● Objective
Write out each line exactly as it stands, please.

● Excerpted data
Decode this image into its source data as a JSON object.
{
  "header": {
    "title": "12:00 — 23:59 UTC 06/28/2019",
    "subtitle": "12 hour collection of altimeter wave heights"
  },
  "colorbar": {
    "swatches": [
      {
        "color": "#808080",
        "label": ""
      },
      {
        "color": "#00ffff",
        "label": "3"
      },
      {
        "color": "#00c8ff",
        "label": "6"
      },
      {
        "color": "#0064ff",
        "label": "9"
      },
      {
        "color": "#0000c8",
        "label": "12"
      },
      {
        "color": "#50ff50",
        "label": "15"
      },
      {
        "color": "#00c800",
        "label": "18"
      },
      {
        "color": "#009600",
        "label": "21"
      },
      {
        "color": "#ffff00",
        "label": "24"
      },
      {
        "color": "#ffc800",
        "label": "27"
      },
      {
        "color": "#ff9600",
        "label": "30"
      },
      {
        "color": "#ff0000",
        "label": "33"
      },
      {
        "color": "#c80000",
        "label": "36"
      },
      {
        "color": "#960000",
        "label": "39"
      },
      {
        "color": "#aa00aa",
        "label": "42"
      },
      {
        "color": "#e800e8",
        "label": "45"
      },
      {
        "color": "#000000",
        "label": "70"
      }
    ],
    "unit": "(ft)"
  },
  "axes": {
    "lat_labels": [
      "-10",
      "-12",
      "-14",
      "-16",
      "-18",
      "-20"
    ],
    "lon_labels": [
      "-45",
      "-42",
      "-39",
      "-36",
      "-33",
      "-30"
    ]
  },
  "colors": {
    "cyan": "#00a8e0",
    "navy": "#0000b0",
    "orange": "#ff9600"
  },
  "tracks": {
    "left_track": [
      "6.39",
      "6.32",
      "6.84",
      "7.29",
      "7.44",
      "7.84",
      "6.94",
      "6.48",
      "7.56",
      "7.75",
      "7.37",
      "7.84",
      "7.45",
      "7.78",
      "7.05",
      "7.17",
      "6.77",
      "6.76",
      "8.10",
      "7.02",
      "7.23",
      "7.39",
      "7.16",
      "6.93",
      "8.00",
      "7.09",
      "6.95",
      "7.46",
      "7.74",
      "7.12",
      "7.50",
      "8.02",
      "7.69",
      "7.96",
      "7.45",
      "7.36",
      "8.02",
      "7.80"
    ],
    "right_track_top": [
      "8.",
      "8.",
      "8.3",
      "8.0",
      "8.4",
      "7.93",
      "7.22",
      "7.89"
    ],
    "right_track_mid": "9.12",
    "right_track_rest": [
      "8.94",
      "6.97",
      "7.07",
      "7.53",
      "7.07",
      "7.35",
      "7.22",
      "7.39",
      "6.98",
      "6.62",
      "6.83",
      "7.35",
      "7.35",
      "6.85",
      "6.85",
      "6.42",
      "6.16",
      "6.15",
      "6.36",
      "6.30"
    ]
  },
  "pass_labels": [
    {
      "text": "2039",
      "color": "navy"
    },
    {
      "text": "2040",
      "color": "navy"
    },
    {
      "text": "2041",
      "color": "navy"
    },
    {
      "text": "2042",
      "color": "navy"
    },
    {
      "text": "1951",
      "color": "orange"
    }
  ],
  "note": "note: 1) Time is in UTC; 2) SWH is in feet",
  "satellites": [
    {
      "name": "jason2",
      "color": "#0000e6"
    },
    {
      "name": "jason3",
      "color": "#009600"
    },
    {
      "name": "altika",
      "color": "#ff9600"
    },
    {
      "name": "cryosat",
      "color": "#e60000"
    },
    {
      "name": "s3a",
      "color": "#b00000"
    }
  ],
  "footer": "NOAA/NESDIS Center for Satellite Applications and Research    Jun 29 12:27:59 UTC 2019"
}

● Complete response
Decode this image into its source data as a JSON object.
{
  "header": {
    "title": "12:00 — 23:59 UTC 06/28/2019",
    "subtitle": "12 hour collection of altimeter wave heights"
  },
  "colorbar": {
    "swatches": [
      {
        "color": "#808080",
        "label": ""
      },
      {
        "color": "#00ffff",
        "label": "3"
      },
      {
        "color": "#00c8ff",
        "label": "6"
      },
      {
        "color": "#0064ff",
        "label": "9"
      },
      {
        "color": "#0000c8",
        "label": "12"
      },
      {
        "color": "#50ff50",
        "label": "15"
      },
      {
        "color": "#00c800",
        "label": "18"
      },
      {
        "color": "#009600",
        "label": "21"
      },
      {
        "color": "#ffff00",
        "label": "24"
      },
      {
        "color": "#ffc800",
        "label": "27"
      },
      {
        "color": "#ff9600",
        "label": "30"
      },
      {
        "color": "#ff0000",
        "label": "33"
      },
      {
        "color": "#c80000",
        "label": "36"
      },
      {
        "color": "#960000",
        "label": "39"
      },
      {
        "color": "#aa00aa",
        "label": "42"
      },
      {
        "color": "#e800e8",
        "label": "45"
      },
      {
        "color": "#000000",
        "label": "70"
      }
    ],
    "unit": "(ft)"
  },
  "axes": {
    "lat_labels": [
      "-10",
      "-12",
      "-14",
      "-16",
      "-18",
      "-20"
    ],
    "lon_labels": [
      "-45",
      "-42",
      "-39",
      "-36",
      "-33",
      "-30"
    ]
  },
  "colors": {
    "cyan": "#00a8e0",
    "navy": "#0000b0",
    "orange": "#ff9600"
  },
  "tracks": {
    "left_track": [
      "6.39",
      "6.32",
      "6.84",
      "7.29",
      "7.44",
      "7.84",
      "6.94",
      "6.48",
      "7.56",
      "7.75",
      "7.37",
      "7.84",
      "7.45",
      "7.78",
      "7.05",
      "7.17",
      "6.77",
      "6.76",
      "8.10",
      "7.02",
      "7.23",
      "7.39",
      "7.16",
      "6.93",
      "8.00",
      "7.09",
      "6.95",
      "7.46",
      "7.74",
      "7.12",
      "7.50",
      "8.02",
      "7.69",
      "7.96",
      "7.45",
      "7.36",
      "8.02",
      "7.80"
    ],
    "right_track_top": [
      "8.",
      "8.",
      "8.3",
      "8.0",
      "8.4",
      "7.93",
      "7.22",
      "7.89"
    ],
    "right_track_mid": "9.12",
    "right_track_rest": [
      "8.94",
      "6.97",
      "7.07",
      "7.53",
      "7.07",
      "7.35",
      "7.22",
      "7.39",
      "6.98",
      "6.62",
      "6.83",
      "7.35",
      "7.35",
      "6.85",
      "6.85",
      "6.42",
      "6.16",
      "6.15",
      "6.36",
      "6.30"
    ]
  },
  "pass_labels": [
    {
      "text": "2039",
      "color": "navy"
    },
    {
      "text": "2040",
      "color": "navy"
    },
    {
      "text": "2041",
      "color": "navy"
    },
    {
      "text": "2042",
      "color": "navy"
    },
    {
      "text": "1951",
      "color": "orange"
    }
  ],
  "note": "note: 1) Time is in UTC; 2) SWH is in feet",
  "satellites": [
    {
      "name": "jason2",
      "color": "#0000e6"
    },
    {
      "name": "jason3",
      "color": "#009600"
    },
    {
      "name": "altika",
      "color": "#ff9600"
    },
    {
      "name": "cryosat",
      "color": "#e60000"
    },
    {
      "name": "s3a",
      "color": "#b00000"
    }
  ],
  "footer": "NOAA/NESDIS Center for Satellite Applications and Research    Jun 29 12:27:59 UTC 2019"
}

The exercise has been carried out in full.